§ **Exercise aim**:
Out of the lines below, please list those that hold the string "Организация".

§ **A run of records**:
----------------------------------------

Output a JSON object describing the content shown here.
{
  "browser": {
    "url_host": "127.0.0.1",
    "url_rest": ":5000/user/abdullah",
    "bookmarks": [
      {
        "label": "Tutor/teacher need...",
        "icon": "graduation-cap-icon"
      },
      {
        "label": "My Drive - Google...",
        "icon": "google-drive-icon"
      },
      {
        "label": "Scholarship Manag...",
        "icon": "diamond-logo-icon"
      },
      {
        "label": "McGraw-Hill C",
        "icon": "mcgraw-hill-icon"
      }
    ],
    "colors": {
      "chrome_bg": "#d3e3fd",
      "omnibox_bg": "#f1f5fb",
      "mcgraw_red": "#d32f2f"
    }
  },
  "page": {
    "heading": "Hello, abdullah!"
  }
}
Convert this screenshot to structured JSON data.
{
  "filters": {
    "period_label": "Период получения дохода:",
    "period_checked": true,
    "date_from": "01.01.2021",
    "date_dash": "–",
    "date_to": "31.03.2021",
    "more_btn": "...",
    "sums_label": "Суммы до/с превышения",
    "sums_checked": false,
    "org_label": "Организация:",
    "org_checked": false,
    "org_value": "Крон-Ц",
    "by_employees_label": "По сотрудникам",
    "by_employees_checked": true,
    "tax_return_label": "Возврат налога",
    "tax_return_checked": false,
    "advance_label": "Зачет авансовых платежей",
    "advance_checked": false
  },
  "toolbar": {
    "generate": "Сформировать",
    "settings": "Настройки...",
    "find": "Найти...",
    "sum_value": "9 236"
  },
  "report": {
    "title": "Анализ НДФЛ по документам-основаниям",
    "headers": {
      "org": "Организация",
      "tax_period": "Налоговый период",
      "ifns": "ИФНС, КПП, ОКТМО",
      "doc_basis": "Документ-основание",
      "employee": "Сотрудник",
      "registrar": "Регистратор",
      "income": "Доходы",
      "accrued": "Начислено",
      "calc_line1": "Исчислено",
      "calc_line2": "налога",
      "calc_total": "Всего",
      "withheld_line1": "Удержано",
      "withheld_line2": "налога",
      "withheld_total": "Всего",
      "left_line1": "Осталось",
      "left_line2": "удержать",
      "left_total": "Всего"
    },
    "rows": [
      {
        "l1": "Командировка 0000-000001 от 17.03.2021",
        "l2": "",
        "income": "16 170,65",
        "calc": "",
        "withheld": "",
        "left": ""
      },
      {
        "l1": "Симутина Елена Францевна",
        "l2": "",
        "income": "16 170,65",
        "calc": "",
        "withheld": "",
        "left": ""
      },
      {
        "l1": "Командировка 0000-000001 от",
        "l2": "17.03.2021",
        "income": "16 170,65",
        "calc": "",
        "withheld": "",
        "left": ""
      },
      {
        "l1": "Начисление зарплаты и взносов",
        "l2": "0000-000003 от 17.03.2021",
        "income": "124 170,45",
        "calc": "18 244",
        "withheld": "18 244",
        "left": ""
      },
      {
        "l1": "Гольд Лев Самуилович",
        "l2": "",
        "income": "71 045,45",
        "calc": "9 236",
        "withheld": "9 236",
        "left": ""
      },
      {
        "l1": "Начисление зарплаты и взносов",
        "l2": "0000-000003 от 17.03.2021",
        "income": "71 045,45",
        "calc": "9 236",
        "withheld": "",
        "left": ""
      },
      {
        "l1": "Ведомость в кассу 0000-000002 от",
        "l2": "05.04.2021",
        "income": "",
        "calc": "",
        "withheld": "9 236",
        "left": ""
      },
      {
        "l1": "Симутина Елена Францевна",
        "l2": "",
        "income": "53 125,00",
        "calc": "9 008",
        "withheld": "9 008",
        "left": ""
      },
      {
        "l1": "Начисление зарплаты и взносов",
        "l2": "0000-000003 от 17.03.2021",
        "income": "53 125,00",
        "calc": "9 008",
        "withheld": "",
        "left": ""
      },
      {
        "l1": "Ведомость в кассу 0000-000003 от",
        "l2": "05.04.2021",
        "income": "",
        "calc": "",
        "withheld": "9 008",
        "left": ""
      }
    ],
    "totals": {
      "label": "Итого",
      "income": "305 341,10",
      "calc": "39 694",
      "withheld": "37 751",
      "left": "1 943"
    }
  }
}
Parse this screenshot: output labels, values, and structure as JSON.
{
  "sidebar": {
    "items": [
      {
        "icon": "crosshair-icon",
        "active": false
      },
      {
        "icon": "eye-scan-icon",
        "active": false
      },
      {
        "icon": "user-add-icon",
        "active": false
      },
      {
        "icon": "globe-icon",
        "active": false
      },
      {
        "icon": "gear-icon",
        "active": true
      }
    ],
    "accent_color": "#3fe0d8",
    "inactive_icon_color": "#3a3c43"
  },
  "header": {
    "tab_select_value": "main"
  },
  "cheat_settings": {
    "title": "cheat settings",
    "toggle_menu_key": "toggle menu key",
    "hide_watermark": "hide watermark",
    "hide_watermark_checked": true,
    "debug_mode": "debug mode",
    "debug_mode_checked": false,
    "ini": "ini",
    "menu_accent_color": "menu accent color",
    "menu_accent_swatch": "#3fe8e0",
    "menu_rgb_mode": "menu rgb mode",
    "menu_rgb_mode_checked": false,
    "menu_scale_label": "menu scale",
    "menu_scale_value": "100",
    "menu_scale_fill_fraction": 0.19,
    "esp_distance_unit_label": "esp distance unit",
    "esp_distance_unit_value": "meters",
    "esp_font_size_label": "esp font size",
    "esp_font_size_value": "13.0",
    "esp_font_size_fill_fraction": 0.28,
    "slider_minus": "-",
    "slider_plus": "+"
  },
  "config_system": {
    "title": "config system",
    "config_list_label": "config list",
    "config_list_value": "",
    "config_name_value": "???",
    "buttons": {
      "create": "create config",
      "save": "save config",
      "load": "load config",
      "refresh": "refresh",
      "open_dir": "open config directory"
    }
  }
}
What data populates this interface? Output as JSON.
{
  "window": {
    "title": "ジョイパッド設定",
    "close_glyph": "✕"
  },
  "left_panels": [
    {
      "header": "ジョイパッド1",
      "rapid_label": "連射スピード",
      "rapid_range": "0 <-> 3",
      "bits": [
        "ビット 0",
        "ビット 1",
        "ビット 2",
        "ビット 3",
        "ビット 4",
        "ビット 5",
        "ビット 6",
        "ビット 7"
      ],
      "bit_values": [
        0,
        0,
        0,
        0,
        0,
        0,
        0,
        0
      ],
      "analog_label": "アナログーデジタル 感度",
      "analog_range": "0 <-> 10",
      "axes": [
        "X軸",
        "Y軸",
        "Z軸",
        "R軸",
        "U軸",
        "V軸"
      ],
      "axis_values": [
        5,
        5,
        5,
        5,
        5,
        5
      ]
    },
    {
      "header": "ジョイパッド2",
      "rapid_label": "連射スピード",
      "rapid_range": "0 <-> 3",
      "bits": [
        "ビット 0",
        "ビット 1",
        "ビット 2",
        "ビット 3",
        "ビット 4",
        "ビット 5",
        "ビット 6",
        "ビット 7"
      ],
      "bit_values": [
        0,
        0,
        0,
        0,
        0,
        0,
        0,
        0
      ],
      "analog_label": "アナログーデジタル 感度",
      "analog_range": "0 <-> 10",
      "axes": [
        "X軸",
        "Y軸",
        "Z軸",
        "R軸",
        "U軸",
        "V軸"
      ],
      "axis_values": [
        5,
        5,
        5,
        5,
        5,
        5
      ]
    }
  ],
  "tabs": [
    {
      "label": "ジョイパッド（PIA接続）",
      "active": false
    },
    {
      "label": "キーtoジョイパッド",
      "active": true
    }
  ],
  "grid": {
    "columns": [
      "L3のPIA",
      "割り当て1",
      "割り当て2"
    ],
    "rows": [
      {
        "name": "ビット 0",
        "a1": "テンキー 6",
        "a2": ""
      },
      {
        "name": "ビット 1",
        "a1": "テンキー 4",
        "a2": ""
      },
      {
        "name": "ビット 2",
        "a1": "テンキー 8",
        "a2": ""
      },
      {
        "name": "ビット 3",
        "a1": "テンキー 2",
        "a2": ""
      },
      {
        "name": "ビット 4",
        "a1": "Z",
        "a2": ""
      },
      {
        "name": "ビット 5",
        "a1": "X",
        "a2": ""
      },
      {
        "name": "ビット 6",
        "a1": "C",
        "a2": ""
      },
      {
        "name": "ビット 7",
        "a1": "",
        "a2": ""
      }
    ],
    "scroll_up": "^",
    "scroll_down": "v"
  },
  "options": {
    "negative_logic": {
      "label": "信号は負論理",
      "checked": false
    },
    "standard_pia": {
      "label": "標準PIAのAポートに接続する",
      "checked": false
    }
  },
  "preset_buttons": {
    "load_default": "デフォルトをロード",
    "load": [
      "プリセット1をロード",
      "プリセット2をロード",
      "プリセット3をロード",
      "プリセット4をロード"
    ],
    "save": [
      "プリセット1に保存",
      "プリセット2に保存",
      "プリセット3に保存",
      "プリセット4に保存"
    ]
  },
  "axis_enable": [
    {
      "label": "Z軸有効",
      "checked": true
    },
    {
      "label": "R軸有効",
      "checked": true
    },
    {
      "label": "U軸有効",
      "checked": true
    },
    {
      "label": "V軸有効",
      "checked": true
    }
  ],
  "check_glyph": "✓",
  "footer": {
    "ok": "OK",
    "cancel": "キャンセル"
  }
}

----------------------------------------

§ **Solved exercise**:
    "org_label": "Организация:",
      "org": "Организация",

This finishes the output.